## START Given data
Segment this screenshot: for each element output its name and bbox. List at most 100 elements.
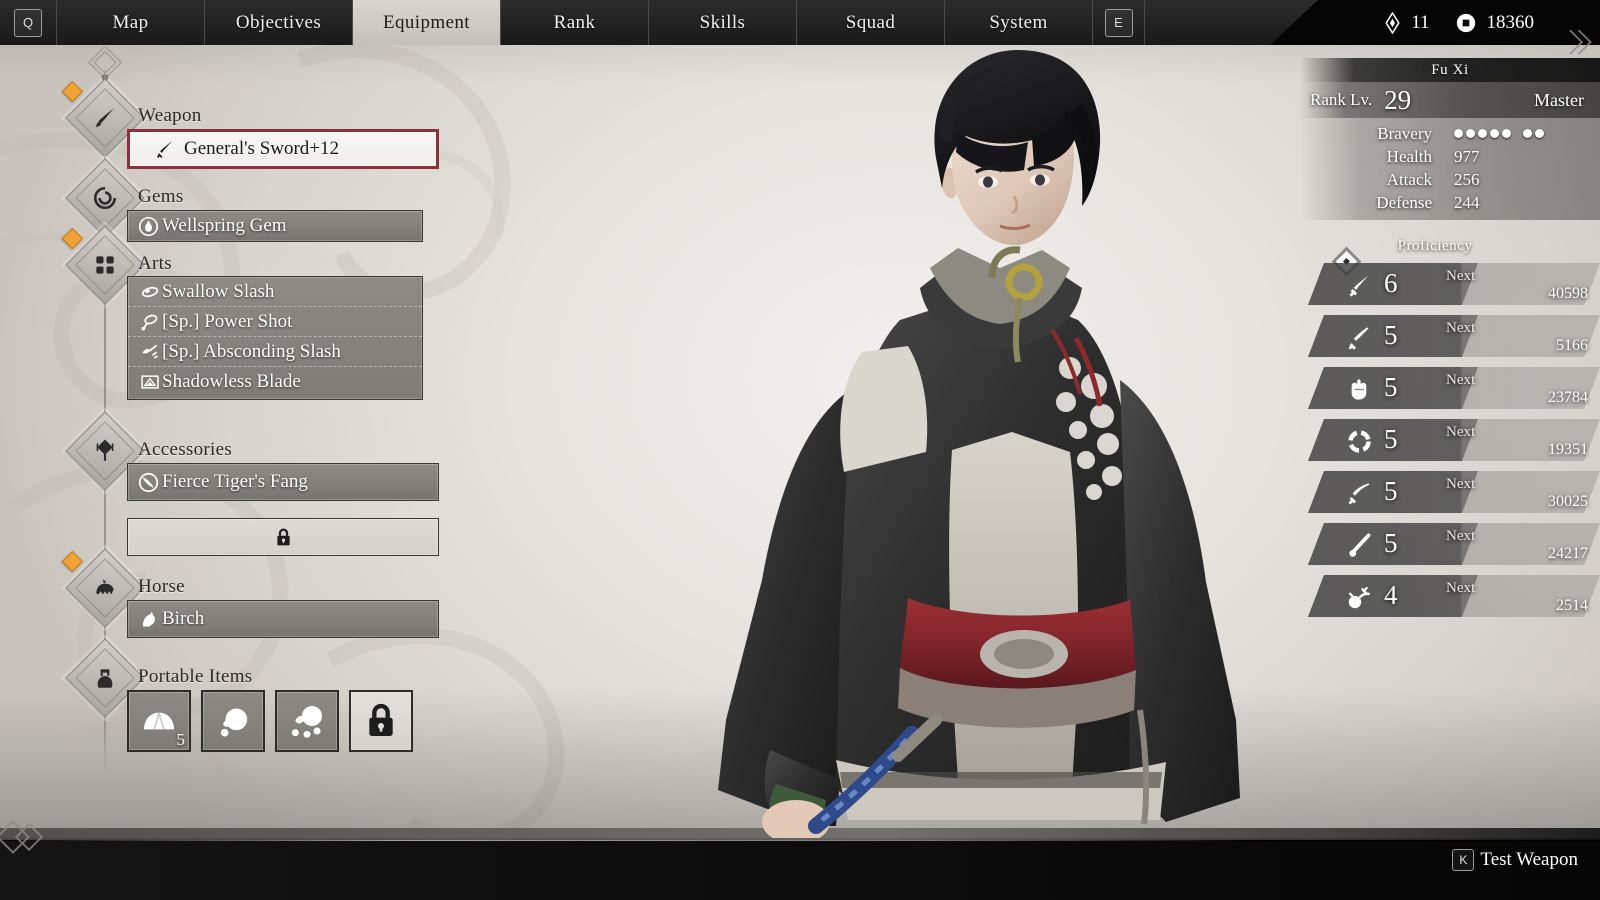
gem-swirl-icon: [77, 170, 133, 226]
saber-prof-icon: [1344, 479, 1374, 507]
swallow-icon: [138, 280, 162, 304]
arts-slot-3[interactable]: [Sp.] Absconding Slash: [128, 337, 422, 367]
coin-currency: 18360: [1456, 11, 1535, 34]
test-weapon-hint[interactable]: K Test Weapon: [1452, 849, 1578, 871]
coin-icon: [1456, 13, 1475, 32]
section-label-accessories: Accessories: [138, 439, 233, 460]
arts-slot-1[interactable]: Swallow Slash: [128, 277, 422, 307]
portable-item-slot-1[interactable]: 5: [127, 690, 191, 752]
arts-slot-3-name: [Sp.] Absconding Slash: [162, 340, 341, 362]
horse-slot-1[interactable]: Birch: [127, 600, 439, 638]
weapon-slot-name: General's Sword+12: [184, 138, 340, 159]
rank-label: Rank Lv.: [1310, 90, 1373, 109]
lock-icon: [271, 525, 295, 549]
tab-skills[interactable]: Skills: [649, 0, 797, 45]
coin-count: 18360: [1486, 11, 1535, 33]
bomb-prof-icon: [1344, 583, 1374, 611]
menu-key-slot: Q: [0, 0, 57, 45]
proficiency-level: 5: [1384, 320, 1398, 350]
bravery-dot-extra: [1535, 129, 1544, 138]
game-screen: Q Map Objectives Equipment Rank Skills S…: [0, 0, 1600, 900]
pendant-icon: [77, 423, 133, 479]
gem-currency: 11: [1385, 11, 1430, 34]
four-dots-icon: [77, 237, 133, 293]
corner-ornament-icon: [1569, 30, 1592, 55]
character-portrait: [600, 20, 1360, 838]
staff-prof-icon: [1344, 531, 1374, 559]
section-node-portable-items[interactable]: [65, 638, 145, 718]
proficiency-level: 4: [1384, 580, 1398, 610]
section-node-accessories[interactable]: [65, 411, 145, 491]
tab-equipment[interactable]: Equipment: [353, 0, 501, 45]
tab-squad[interactable]: Squad: [797, 0, 945, 45]
section-node-arts[interactable]: [61, 225, 145, 305]
section-label-horse: Horse: [138, 576, 185, 597]
power-shot-icon: [138, 310, 162, 334]
bun-icon: [144, 712, 174, 730]
arts-slot-1-name: Swallow Slash: [162, 280, 275, 302]
proficiency-next-value: 19351: [1548, 441, 1588, 458]
fang-icon: [136, 470, 160, 494]
proficiency-row-4[interactable]: 5 Next 19351: [1300, 419, 1600, 463]
proficiency-next-label: Next: [1446, 528, 1476, 544]
menu-key-icon[interactable]: Q: [14, 8, 42, 37]
portable-item-slot-2[interactable]: [201, 690, 265, 752]
character-name: Fu Xi: [1300, 58, 1600, 82]
droplet-gem-icon: [136, 214, 160, 238]
sword-icon: [152, 137, 176, 161]
dagger-prof-icon: [1344, 323, 1374, 351]
stat-label-defense: Defense: [1376, 192, 1432, 212]
rank-value: 29: [1384, 84, 1412, 115]
pouch-icon: [77, 650, 133, 706]
rank-title: Master: [1534, 89, 1584, 110]
gem-slot-1[interactable]: Wellspring Gem: [127, 210, 423, 242]
sword-icon: [77, 90, 133, 146]
ring-prof-icon: [1344, 427, 1374, 455]
portable-item-1-qty: 5: [176, 730, 186, 749]
arts-slot-2[interactable]: [Sp.] Power Shot: [128, 307, 422, 337]
bravery-dot-extra: [1523, 129, 1532, 138]
proficiency-level: 5: [1384, 424, 1398, 454]
proficiency-row-5[interactable]: 5 Next 30025: [1300, 471, 1600, 515]
weapon-slot[interactable]: General's Sword+12: [127, 129, 439, 169]
section-label-weapon: Weapon: [138, 105, 202, 126]
pouch-small-icon: [220, 708, 248, 737]
rank-row: Rank Lv. 29 Master: [1300, 82, 1600, 118]
portable-item-slot-4-locked[interactable]: [349, 690, 413, 752]
stat-value-defense: 244: [1454, 192, 1480, 212]
section-label-portable-items: Portable Items: [138, 666, 253, 687]
proficiency-next-label: Next: [1446, 424, 1476, 440]
stat-row-bravery: Bravery: [1300, 122, 1600, 145]
proficiency-level: 5: [1384, 528, 1398, 558]
section-node-horse[interactable]: [61, 548, 145, 628]
portable-item-slot-3[interactable]: [275, 690, 339, 752]
bravery-dot: [1466, 129, 1475, 138]
tab-map[interactable]: Map: [57, 0, 205, 45]
proficiency-next-value: 40598: [1548, 285, 1588, 302]
proficiency-row-1[interactable]: 6 Next 40598: [1300, 263, 1600, 307]
test-weapon-key-icon: K: [1452, 849, 1475, 871]
stat-row-health: Health 977: [1300, 145, 1600, 168]
section-node-gems[interactable]: [65, 158, 145, 238]
section-node-weapon[interactable]: [61, 78, 145, 158]
proficiency-row-2[interactable]: 5 Next 5166: [1300, 315, 1600, 359]
accessory-slot-2-locked[interactable]: [127, 518, 439, 556]
tab-system[interactable]: System: [945, 0, 1093, 45]
bravery-dot: [1454, 129, 1463, 138]
stat-label-health: Health: [1386, 146, 1432, 166]
arts-slot-4[interactable]: Shadowless Blade: [128, 367, 422, 397]
accessory-slot-1[interactable]: Fierce Tiger's Fang: [127, 463, 439, 501]
portable-items-group: 5: [127, 690, 413, 752]
proficiency-row-7[interactable]: 4 Next 2514: [1300, 575, 1600, 619]
lock-icon: [369, 703, 393, 736]
bravery-dot: [1478, 129, 1487, 138]
proficiency-row-3[interactable]: 5 Next 23784: [1300, 367, 1600, 411]
tab-rank[interactable]: Rank: [501, 0, 649, 45]
bravery-dot: [1490, 129, 1499, 138]
stat-value-health: 977: [1454, 146, 1480, 166]
proficiency-row-6[interactable]: 5 Next 24217: [1300, 523, 1600, 567]
gem-icon: [1385, 11, 1400, 34]
gem-slot-1-name: Wellspring Gem: [162, 215, 287, 236]
tab-objectives[interactable]: Objectives: [205, 0, 353, 45]
close-key-icon[interactable]: E: [1104, 8, 1133, 37]
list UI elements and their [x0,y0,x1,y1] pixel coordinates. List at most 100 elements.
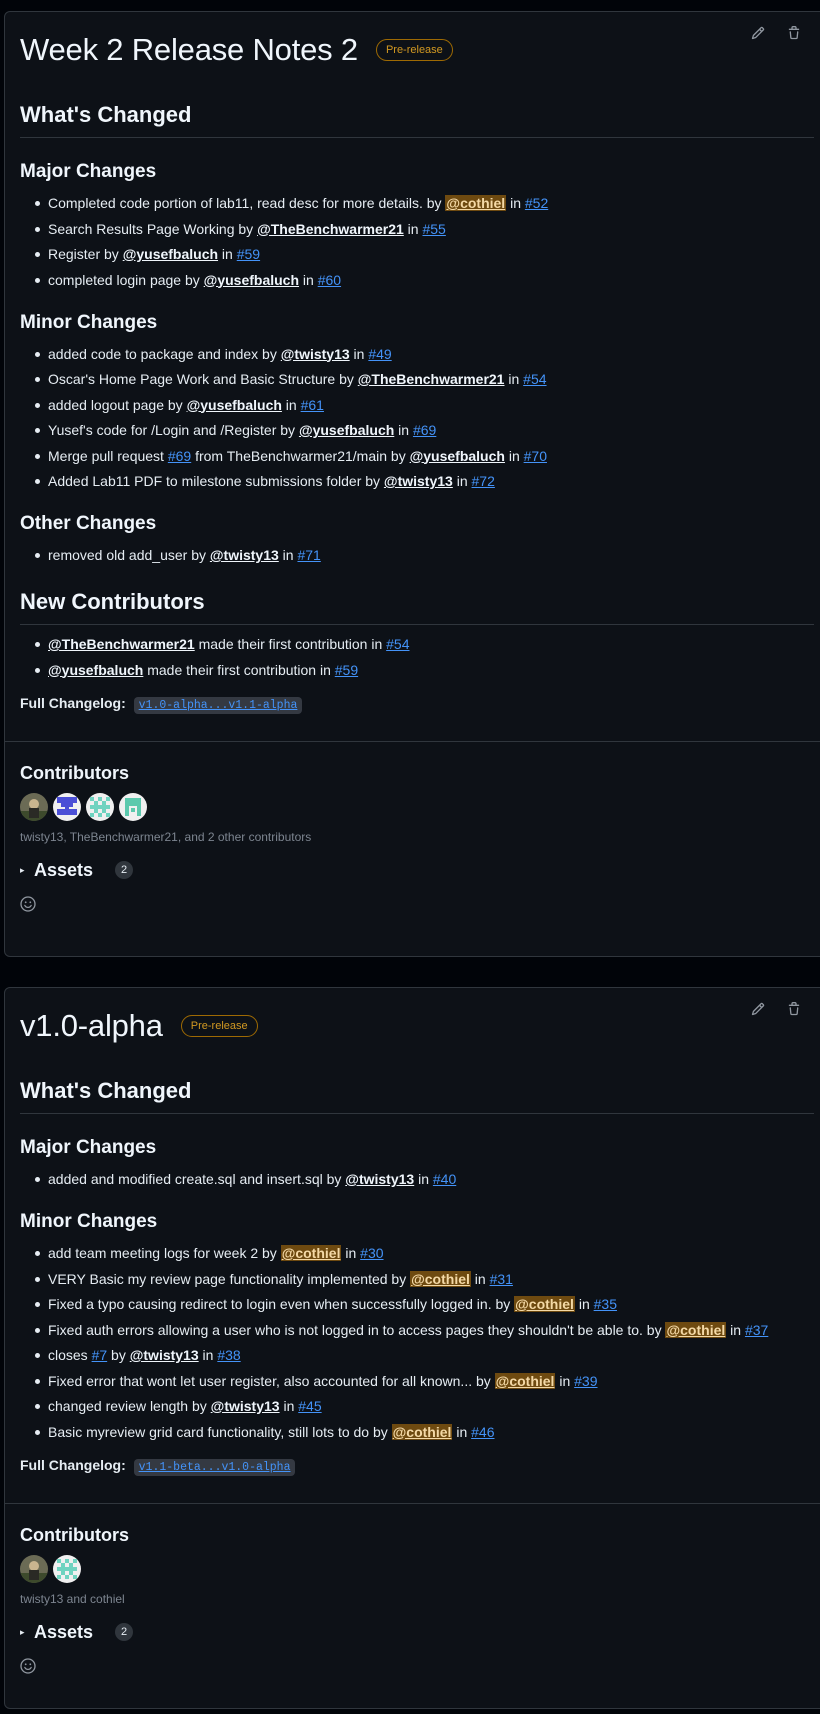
full-changelog-label: Full Changelog: [20,694,126,711]
assets-toggle[interactable]: ▸ Assets 2 [20,1622,814,1643]
pull-request-link[interactable]: #35 [594,1296,617,1312]
pull-request-link[interactable]: #49 [368,346,391,362]
change-list: added code to package and index by @twis… [20,345,814,491]
pull-request-link[interactable]: #39 [574,1373,597,1389]
pull-request-link[interactable]: #54 [386,636,409,652]
pull-request-link[interactable]: #52 [525,195,548,211]
trash-icon[interactable] [787,1002,801,1016]
user-mention-link[interactable]: @yusefbaluch [299,422,394,438]
pull-request-link[interactable]: #59 [335,662,358,678]
user-mention-link[interactable]: @cothiel [445,195,507,211]
assets-toggle[interactable]: ▸ Assets 2 [20,860,814,881]
pull-request-link[interactable]: #30 [360,1245,383,1261]
twisty13-avatar[interactable] [20,1554,48,1583]
smiley-icon[interactable] [20,1657,36,1674]
contributors-heading: Contributors [20,1524,129,1545]
pull-request-link[interactable]: #31 [490,1271,513,1287]
user-mention-link[interactable]: @yusefbaluch [204,272,299,288]
pull-request-link[interactable]: #46 [471,1424,494,1440]
user-mention-link[interactable]: @twisty13 [384,473,453,489]
item-text: in [403,220,423,237]
item-text: in [218,246,237,262]
user-mention-link[interactable]: @cothiel [514,1296,575,1312]
changelog-compare-link[interactable]: v1.0-alpha...v1.1-alpha [133,696,303,714]
item-text: Fixed error that wont let user register,… [48,1372,495,1389]
pre-release-badge: Pre-release [375,39,453,61]
list-item: Fixed auth errors allowing a user who is… [34,1321,814,1339]
twisty13-avatar[interactable] [20,792,48,821]
pencil-icon[interactable] [751,1002,765,1016]
user-mention-link[interactable]: @cothiel [665,1321,727,1338]
item-text: added code to package and index by [48,345,281,362]
user-mention-link[interactable]: @TheBenchwarmer21 [358,371,505,387]
item-text: in [504,371,524,387]
user-mention-link[interactable]: @yusefbaluch [48,662,143,678]
user-mention-link[interactable]: @twisty13 [281,346,350,362]
user-mention-link[interactable]: @cothiel [280,1245,342,1261]
pull-request-link[interactable]: #55 [422,221,445,237]
pull-request-link[interactable]: #38 [217,1347,240,1363]
item-text: made their first contribution in [143,661,335,678]
release-title[interactable]: v1.0-alpha [20,1008,163,1044]
user-mention-link[interactable]: @yusefbaluch [187,397,282,413]
pull-request-link[interactable]: #69 [413,422,436,438]
cothiel-avatar[interactable] [53,1554,81,1583]
change-list: Completed code portion of lab11, read de… [20,194,814,289]
user-mention-link[interactable]: @cothiel [410,1270,471,1287]
pull-request-link[interactable]: #69 [168,448,191,464]
smiley-icon[interactable] [20,895,36,912]
user-mention-link[interactable]: @cothiel [494,1372,556,1389]
pull-request-link[interactable]: #54 [523,371,546,387]
pull-request-link[interactable]: #40 [433,1171,456,1187]
pull-request-link[interactable]: #71 [297,547,320,563]
trash-icon[interactable] [787,26,801,40]
list-item: add team meeting logs for week 2 by @cot… [34,1244,814,1262]
user-mention-link[interactable]: @TheBenchwarmer21 [48,636,195,652]
user-mention-link[interactable]: @twisty13 [210,547,279,563]
item-text: Fixed a typo causing redirect to login e… [48,1296,515,1312]
yusefbaluch-avatar[interactable] [119,792,147,821]
TheBenchwarmer21-avatar[interactable] [53,792,81,821]
triangle-right-icon: ▸ [20,1626,25,1637]
user-mention-link[interactable]: @yusefbaluch [123,246,218,262]
section-heading: Other Changes [20,513,157,534]
contributors-text: twisty13 and cothiel [20,1591,125,1606]
release-card: Week 2 Release Notes 2 Pre-release What'… [4,11,820,957]
pull-request-link[interactable]: #60 [318,272,341,288]
pull-request-link[interactable]: #37 [745,1322,768,1338]
pull-request-link[interactable]: #70 [524,448,547,464]
user-mention-link[interactable]: @twisty13 [211,1398,280,1414]
item-text: in [414,1171,433,1187]
list-item: added logout page by @yusefbaluch in #61 [34,396,814,414]
user-mention-link[interactable]: @TheBenchwarmer21 [257,221,404,237]
item-text: in [470,1270,490,1287]
pull-request-link[interactable]: #59 [237,246,260,262]
section-heading: Minor Changes [20,1211,158,1232]
item-text: in [394,422,413,438]
user-mention-link[interactable]: @yusefbaluch [410,448,505,464]
item-text: VERY Basic my review page functionality … [48,1270,411,1287]
list-item: Yusef's code for /Login and /Register by… [34,421,814,439]
item-text: Completed code portion of lab11, read de… [48,195,446,211]
changelog-compare-link[interactable]: v1.1-beta...v1.0-alpha [133,1458,296,1476]
item-text: closes [48,1347,92,1363]
new-contributors-list: @TheBenchwarmer21 made their first contr… [20,635,814,679]
item-text: in [278,547,298,563]
full-changelog: Full Changelog: v1.0-alpha...v1.1-alpha [20,693,814,716]
pull-request-link[interactable]: #61 [301,397,324,413]
user-mention-link[interactable]: @twisty13 [130,1347,199,1363]
list-item: Fixed a typo causing redirect to login e… [34,1295,814,1313]
user-mention-link[interactable]: @twisty13 [345,1171,414,1187]
item-text: added logout page by [48,396,187,413]
pull-request-link[interactable]: #7 [92,1347,108,1363]
pencil-icon[interactable] [751,26,765,40]
release-title[interactable]: Week 2 Release Notes 2 [20,32,358,68]
item-text: from TheBenchwarmer21/main by [191,447,410,464]
pull-request-link[interactable]: #72 [472,473,495,489]
change-list: add team meeting logs for week 2 by @cot… [20,1244,814,1441]
pull-request-link[interactable]: #45 [298,1398,321,1414]
item-text: in [452,473,472,489]
item-text: Oscar's Home Page Work and Basic Structu… [48,371,358,387]
user-mention-link[interactable]: @cothiel [391,1423,453,1440]
cothiel-avatar[interactable] [86,792,114,821]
## END Given data
→ **Task prompt**
Copy out the rows from the line containing "gem-swirl-icon: [77, 170, 133, 226]" through the line containing "proficiency-row-4[interactable]: 5 Next", inclusive, character for character.

→ **Expected answer**
gem-swirl-icon: [77, 170, 133, 226]
saber-prof-icon: [1344, 479, 1374, 507]
swallow-icon: [138, 280, 162, 304]
arts-slot-3[interactable]: [Sp.] Absconding Slash: [128, 337, 422, 367]
coin-currency: 18360: [1456, 11, 1535, 34]
test-weapon-hint[interactable]: K Test Weapon: [1452, 849, 1578, 871]
coin-icon: [1456, 13, 1475, 32]
section-label-accessories: Accessories: [138, 439, 233, 460]
arts-slot-1[interactable]: Swallow Slash: [128, 277, 422, 307]
portable-item-slot-1[interactable]: 5: [127, 690, 191, 752]
arts-slot-3-name: [Sp.] Absconding Slash: [162, 340, 341, 362]
horse-slot-1[interactable]: Birch: [127, 600, 439, 638]
weapon-slot-name: General's Sword+12: [184, 138, 340, 159]
rank-label: Rank Lv.: [1310, 90, 1373, 109]
lock-icon: [271, 525, 295, 549]
tab-skills[interactable]: Skills: [649, 0, 797, 45]
coin-count: 18360: [1486, 11, 1535, 33]
bomb-prof-icon: [1344, 583, 1374, 611]
menu-key-slot: Q: [0, 0, 57, 45]
proficiency-level: 5: [1384, 320, 1398, 350]
bravery-dot-extra: [1535, 129, 1544, 138]
game-screen: Q Map Objectives Equipment Rank Skills S…: [0, 0, 1600, 900]
pendant-icon: [77, 423, 133, 479]
gem-currency: 11: [1385, 11, 1430, 34]
four-dots-icon: [77, 237, 133, 293]
corner-ornament-icon: [1569, 30, 1592, 55]
character-portrait: [600, 20, 1360, 838]
staff-prof-icon: [1344, 531, 1374, 559]
section-node-portable-items[interactable]: [65, 638, 145, 718]
proficiency-level: 4: [1384, 580, 1398, 610]
section-node-accessories[interactable]: [65, 411, 145, 491]
tab-equipment[interactable]: Equipment: [353, 0, 501, 45]
tab-squad[interactable]: Squad: [797, 0, 945, 45]
section-node-arts[interactable]: [61, 225, 145, 305]
section-label-horse: Horse: [138, 576, 185, 597]
power-shot-icon: [138, 310, 162, 334]
bun-icon: [144, 712, 174, 730]
arts-slot-1-name: Swallow Slash: [162, 280, 275, 302]
proficiency-next-value: 19351: [1548, 441, 1588, 458]
fang-icon: [136, 470, 160, 494]
proficiency-row-4[interactable]: 5 Next 19351: [1300, 419, 1600, 463]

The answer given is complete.